Extract the entries in their exact form.

## [Task material]
• • • • •

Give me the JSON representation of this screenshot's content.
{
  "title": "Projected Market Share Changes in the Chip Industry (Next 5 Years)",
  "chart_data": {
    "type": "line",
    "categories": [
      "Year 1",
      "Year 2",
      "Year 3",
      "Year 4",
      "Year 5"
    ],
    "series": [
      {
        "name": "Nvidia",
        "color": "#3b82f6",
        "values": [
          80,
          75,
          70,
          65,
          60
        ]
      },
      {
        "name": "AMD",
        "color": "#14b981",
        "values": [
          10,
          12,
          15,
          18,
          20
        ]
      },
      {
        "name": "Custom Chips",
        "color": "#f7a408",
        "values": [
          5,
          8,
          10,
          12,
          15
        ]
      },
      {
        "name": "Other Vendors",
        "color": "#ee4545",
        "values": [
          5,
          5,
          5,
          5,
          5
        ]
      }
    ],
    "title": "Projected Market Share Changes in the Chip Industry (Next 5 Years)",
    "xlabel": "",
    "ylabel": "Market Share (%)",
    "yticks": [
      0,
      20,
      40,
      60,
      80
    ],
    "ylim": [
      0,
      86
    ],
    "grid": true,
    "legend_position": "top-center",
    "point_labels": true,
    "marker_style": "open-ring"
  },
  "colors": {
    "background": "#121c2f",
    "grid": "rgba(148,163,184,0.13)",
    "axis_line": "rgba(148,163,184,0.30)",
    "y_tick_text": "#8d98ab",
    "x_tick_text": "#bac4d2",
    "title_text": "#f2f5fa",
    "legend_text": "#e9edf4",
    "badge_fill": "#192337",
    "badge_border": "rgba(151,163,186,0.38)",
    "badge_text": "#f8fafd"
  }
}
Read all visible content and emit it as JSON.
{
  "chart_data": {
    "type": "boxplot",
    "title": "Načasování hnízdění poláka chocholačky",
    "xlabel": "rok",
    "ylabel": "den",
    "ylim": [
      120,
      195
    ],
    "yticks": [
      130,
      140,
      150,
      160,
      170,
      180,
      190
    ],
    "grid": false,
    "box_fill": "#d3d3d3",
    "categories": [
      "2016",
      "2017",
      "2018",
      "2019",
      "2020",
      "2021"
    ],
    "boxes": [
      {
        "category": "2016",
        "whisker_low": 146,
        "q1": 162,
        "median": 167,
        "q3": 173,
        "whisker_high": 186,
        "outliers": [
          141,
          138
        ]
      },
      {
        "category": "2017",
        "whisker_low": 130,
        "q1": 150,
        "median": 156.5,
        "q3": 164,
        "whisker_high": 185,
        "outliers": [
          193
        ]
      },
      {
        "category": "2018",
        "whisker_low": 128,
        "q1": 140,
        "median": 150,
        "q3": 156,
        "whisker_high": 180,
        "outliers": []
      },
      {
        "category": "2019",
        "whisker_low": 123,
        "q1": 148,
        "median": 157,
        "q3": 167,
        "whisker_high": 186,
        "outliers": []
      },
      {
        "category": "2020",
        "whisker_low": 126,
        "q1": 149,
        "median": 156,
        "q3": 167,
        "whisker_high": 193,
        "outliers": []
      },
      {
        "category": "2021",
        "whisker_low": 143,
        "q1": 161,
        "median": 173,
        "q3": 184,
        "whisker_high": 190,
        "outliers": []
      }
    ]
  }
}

• • • • •

## [The response]
Give me the JSON representation of this screenshot's content.
{
  "title": "Projected Market Share Changes in the Chip Industry (Next 5 Years)",
  "chart_data": {
    "type": "line",
    "categories": [
      "Year 1",
      "Year 2",
      "Year 3",
      "Year 4",
      "Year 5"
    ],
    "series": [
      {
        "name": "Nvidia",
        "color": "#3b82f6",
        "values": [
          80,
          75,
          70,
          65,
          60
        ]
      },
      {
        "name": "AMD",
        "color": "#14b981",
        "values": [
          10,
          12,
          15,
          18,
          20
        ]
      },
      {
        "name": "Custom Chips",
        "color": "#f7a408",
        "values": [
          5,
          8,
          10,
          12,
          15
        ]
      },
      {
        "name": "Other Vendors",
        "color": "#ee4545",
        "values": [
          5,
          5,
          5,
          5,
          5
        ]
      }
    ],
    "title": "Projected Market Share Changes in the Chip Industry (Next 5 Years)",
    "xlabel": "",
    "ylabel": "Market Share (%)",
    "yticks": [
      0,
      20,
      40,
      60,
      80
    ],
    "ylim": [
      0,
      86
    ],
    "grid": true,
    "legend_position": "top-center",
    "point_labels": true,
    "marker_style": "open-ring"
  },
  "colors": {
    "background": "#121c2f",
    "grid": "rgba(148,163,184,0.13)",
    "axis_line": "rgba(148,163,184,0.30)",
    "y_tick_text": "#8d98ab",
    "x_tick_text": "#bac4d2",
    "title_text": "#f2f5fa",
    "legend_text": "#e9edf4",
    "badge_fill": "#192337",
    "badge_border": "rgba(151,163,186,0.38)",
    "badge_text": "#f8fafd"
  }
}
Read all visible content and emit it as JSON.
{
  "chart_data": {
    "type": "boxplot",
    "title": "Načasování hnízdění poláka chocholačky",
    "xlabel": "rok",
    "ylabel": "den",
    "ylim": [
      120,
      195
    ],
    "yticks": [
      130,
      140,
      150,
      160,
      170,
      180,
      190
    ],
    "grid": false,
    "box_fill": "#d3d3d3",
    "categories": [
      "2016",
      "2017",
      "2018",
      "2019",
      "2020",
      "2021"
    ],
    "boxes": [
      {
        "category": "2016",
        "whisker_low": 146,
        "q1": 162,
        "median": 167,
        "q3": 173,
        "whisker_high": 186,
        "outliers": [
          141,
          138
        ]
      },
      {
        "category": "2017",
        "whisker_low": 130,
        "q1": 150,
        "median": 156.5,
        "q3": 164,
        "whisker_high": 185,
        "outliers": [
          193
        ]
      },
      {
        "category": "2018",
        "whisker_low": 128,
        "q1": 140,
        "median": 150,
        "q3": 156,
        "whisker_high": 180,
        "outliers": []
      },
      {
        "category": "2019",
        "whisker_low": 123,
        "q1": 148,
        "median": 157,
        "q3": 167,
        "whisker_high": 186,
        "outliers": []
      },
      {
        "category": "2020",
        "whisker_low": 126,
        "q1": 149,
        "median": 156,
        "q3": 167,
        "whisker_high": 193,
        "outliers": []
      },
      {
        "category": "2021",
        "whisker_low": 143,
        "q1": 161,
        "median": 173,
        "q3": 184,
        "whisker_high": 190,
        "outliers": []
      }
    ]
  }
}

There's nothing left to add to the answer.